Write out all the entries word for word and omit any pictures.

# # # # #

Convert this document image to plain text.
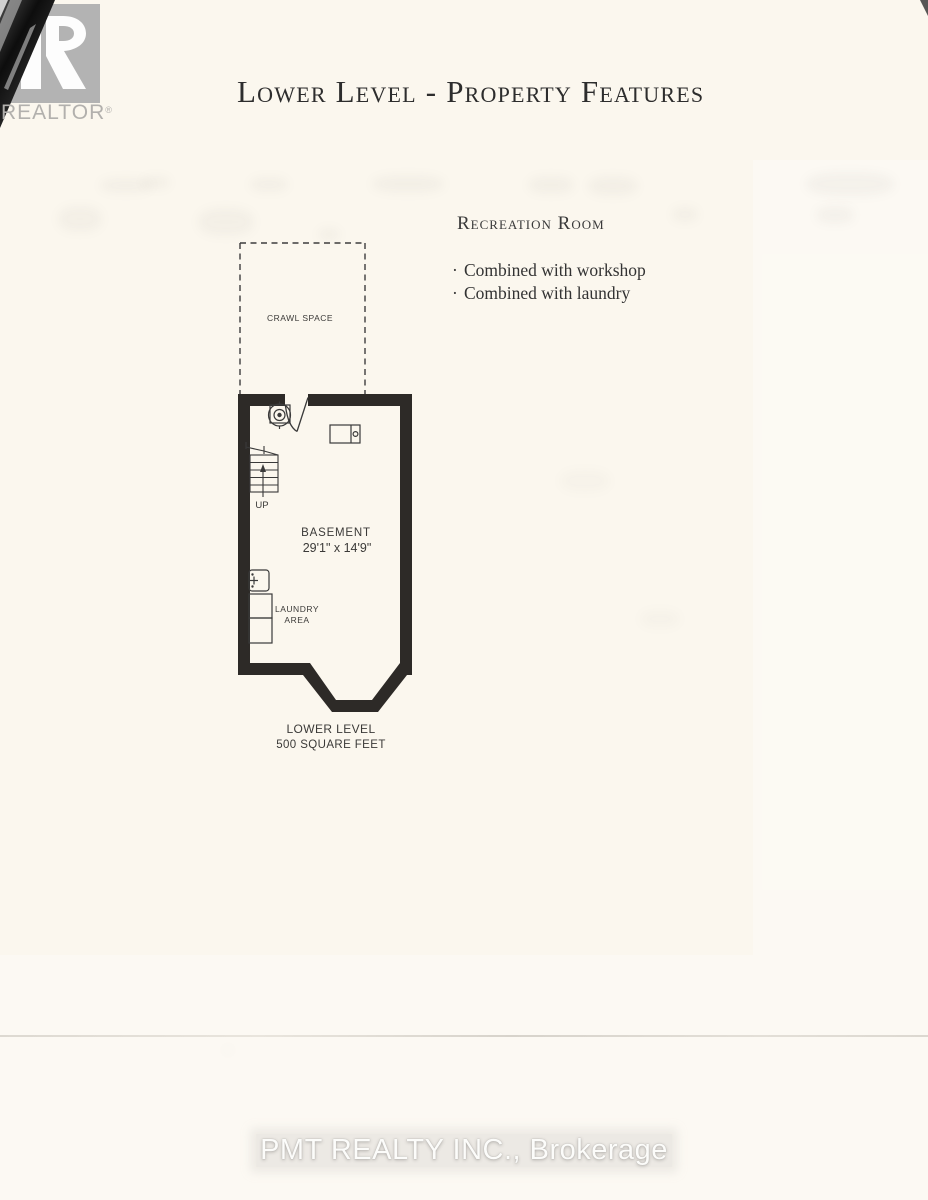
REALTOR®
Lower Level - Property Features
Recreation Room
· Combined with workshop
· Combined with laundry
CRAWL SPACE
UP
BASEMENT
29'1" x 14'9"
LAUNDRY
AREA
LOWER LEVEL
500 SQUARE FEET
PMT REALTY INC., Brokerage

# # # # #

» Response
Convert this document image to plain text.
REALTOR®
Lower Level - Property Features
Recreation Room
· Combined with workshop
· Combined with laundry
CRAWL SPACE
UP
BASEMENT
29'1" x 14'9"
LAUNDRY
AREA
LOWER LEVEL
500 SQUARE FEET
PMT REALTY INC., Brokerage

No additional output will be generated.